DESCRIPTION OF THE TASK: Repeat the material below word for word and leave out all pictures.

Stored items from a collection
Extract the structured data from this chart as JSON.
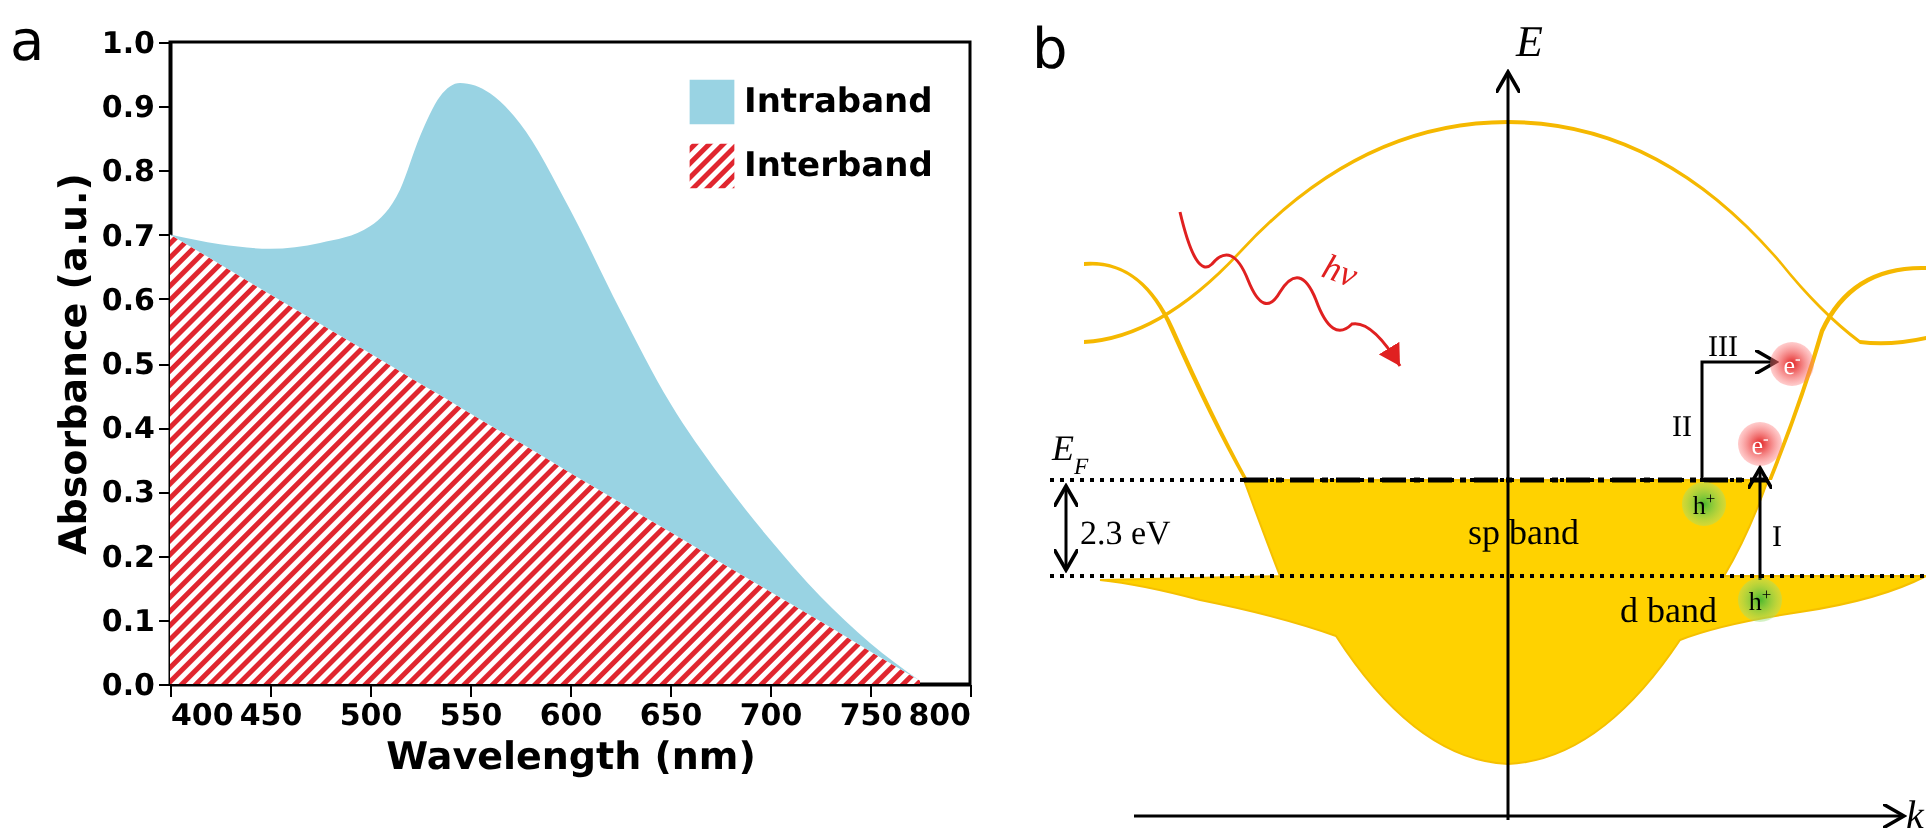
{
  "chart_data": [
    {
      "type": "area",
      "title": "a",
      "xlabel": "Wavelength (nm)",
      "ylabel": "Absorbance (a.u.)",
      "stacked": true,
      "legend": "top right",
      "x": [
        400,
        425,
        450,
        475,
        500,
        515,
        525,
        535,
        545,
        560,
        575,
        600,
        625,
        650,
        675,
        700,
        725,
        750,
        775
      ],
      "series": [
        {
          "name": "Interband",
          "color": "#e0262f",
          "values": [
            0.7,
            0.654,
            0.607,
            0.561,
            0.515,
            0.487,
            0.468,
            0.45,
            0.431,
            0.403,
            0.376,
            0.329,
            0.283,
            0.237,
            0.19,
            0.144,
            0.098,
            0.051,
            0.005
          ]
        },
        {
          "name": "Intraband",
          "color": "#99d3e3",
          "values": [
            0,
            0.031,
            0.071,
            0.126,
            0.198,
            0.283,
            0.385,
            0.465,
            0.505,
            0.517,
            0.497,
            0.41,
            0.3,
            0.201,
            0.134,
            0.081,
            0.039,
            0.013,
            0
          ]
        }
      ],
      "xlim": [
        400,
        800
      ],
      "xticks": [
        400,
        450,
        500,
        550,
        600,
        650,
        700,
        750,
        800
      ],
      "ylim": [
        0,
        1.0
      ],
      "yticks": [
        {
          "value": 0,
          "label": "0.0"
        },
        0.1,
        0.2,
        0.3,
        0.4,
        0.5,
        0.6,
        0.7,
        0.8,
        0.9,
        {
          "value": 1,
          "label": "1.0"
        }
      ]
    },
    {
      "type": "other",
      "title": "b",
      "annotations": [
        "E",
        "k",
        "E$_{F}$",
        "2.3 eV",
        "sp band",
        "d band",
        "hν",
        "I",
        "II",
        "III",
        "e$^{-}$",
        "e$^{-}$",
        "h$^{+}$",
        "h$^{+}$"
      ]
    }
  ]
}
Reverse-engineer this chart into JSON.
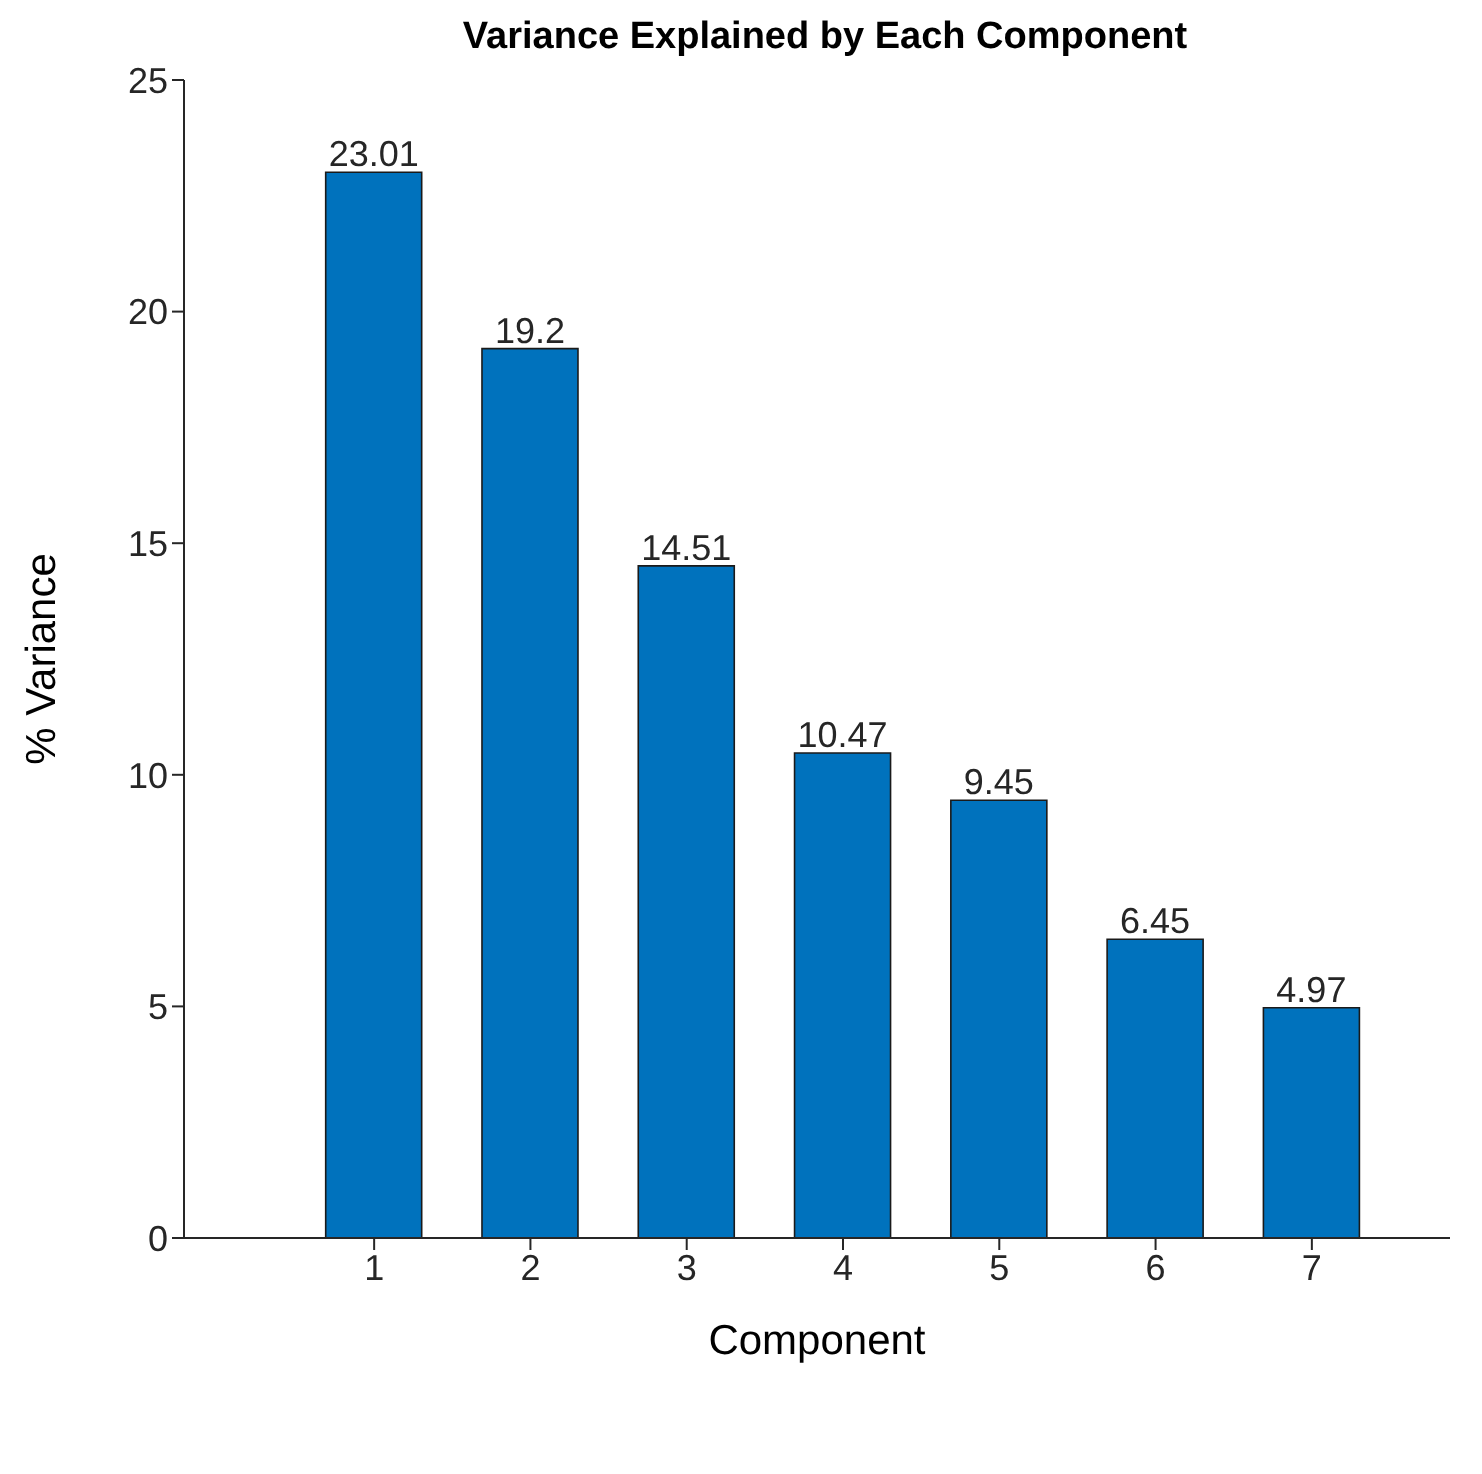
{
  "chart_data": {
    "type": "bar",
    "title": "Variance Explained by Each Component",
    "xlabel": "Component",
    "ylabel": "% Variance",
    "categories": [
      "1",
      "2",
      "3",
      "4",
      "5",
      "6",
      "7"
    ],
    "values": [
      23.01,
      19.2,
      14.51,
      10.47,
      9.45,
      6.45,
      4.97
    ],
    "color": "#0072bd",
    "ylim": [
      0,
      25
    ],
    "yticks": [
      0,
      5,
      10,
      15,
      20,
      25
    ],
    "data_labels": true,
    "grid": false,
    "legend": false
  }
}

WORKED SOLUTION:
Extract the structured data from this chart as JSON.
{
  "chart_data": [
    {
      "type": "area",
      "title": "a",
      "xlabel": "Wavelength (nm)",
      "ylabel": "Absorbance (a.u.)",
      "stacked": true,
      "legend": "top right",
      "x": [
        400,
        425,
        450,
        475,
        500,
        515,
        525,
        535,
        545,
        560,
        575,
        600,
        625,
        650,
        675,
        700,
        725,
        750,
        775
      ],
      "series": [
        {
          "name": "Interband",
          "color": "#e0262f",
          "values": [
            0.7,
            0.654,
            0.607,
            0.561,
            0.515,
            0.487,
            0.468,
            0.45,
            0.431,
            0.403,
            0.376,
            0.329,
            0.283,
            0.237,
            0.19,
            0.144,
            0.098,
            0.051,
            0.005
          ]
        },
        {
          "name": "Intraband",
          "color": "#99d3e3",
          "values": [
            0,
            0.031,
            0.071,
            0.126,
            0.198,
            0.283,
            0.385,
            0.465,
            0.505,
            0.517,
            0.497,
            0.41,
            0.3,
            0.201,
            0.134,
            0.081,
            0.039,
            0.013,
            0
          ]
        }
      ],
      "xlim": [
        400,
        800
      ],
      "xticks": [
        400,
        450,
        500,
        550,
        600,
        650,
        700,
        750,
        800
      ],
      "ylim": [
        0,
        1.0
      ],
      "yticks": [
        {
          "value": 0,
          "label": "0.0"
        },
        0.1,
        0.2,
        0.3,
        0.4,
        0.5,
        0.6,
        0.7,
        0.8,
        0.9,
        {
          "value": 1,
          "label": "1.0"
        }
      ]
    },
    {
      "type": "other",
      "title": "b",
      "annotations": [
        "E",
        "k",
        "E$_{F}$",
        "2.3 eV",
        "sp band",
        "d band",
        "hν",
        "I",
        "II",
        "III",
        "e$^{-}$",
        "e$^{-}$",
        "h$^{+}$",
        "h$^{+}$"
      ]
    }
  ]
}
Reverse-engineer this chart into JSON.
{
  "chart_data": {
    "type": "bar",
    "title": "Variance Explained by Each Component",
    "xlabel": "Component",
    "ylabel": "% Variance",
    "categories": [
      "1",
      "2",
      "3",
      "4",
      "5",
      "6",
      "7"
    ],
    "values": [
      23.01,
      19.2,
      14.51,
      10.47,
      9.45,
      6.45,
      4.97
    ],
    "color": "#0072bd",
    "ylim": [
      0,
      25
    ],
    "yticks": [
      0,
      5,
      10,
      15,
      20,
      25
    ],
    "data_labels": true,
    "grid": false,
    "legend": false
  }
}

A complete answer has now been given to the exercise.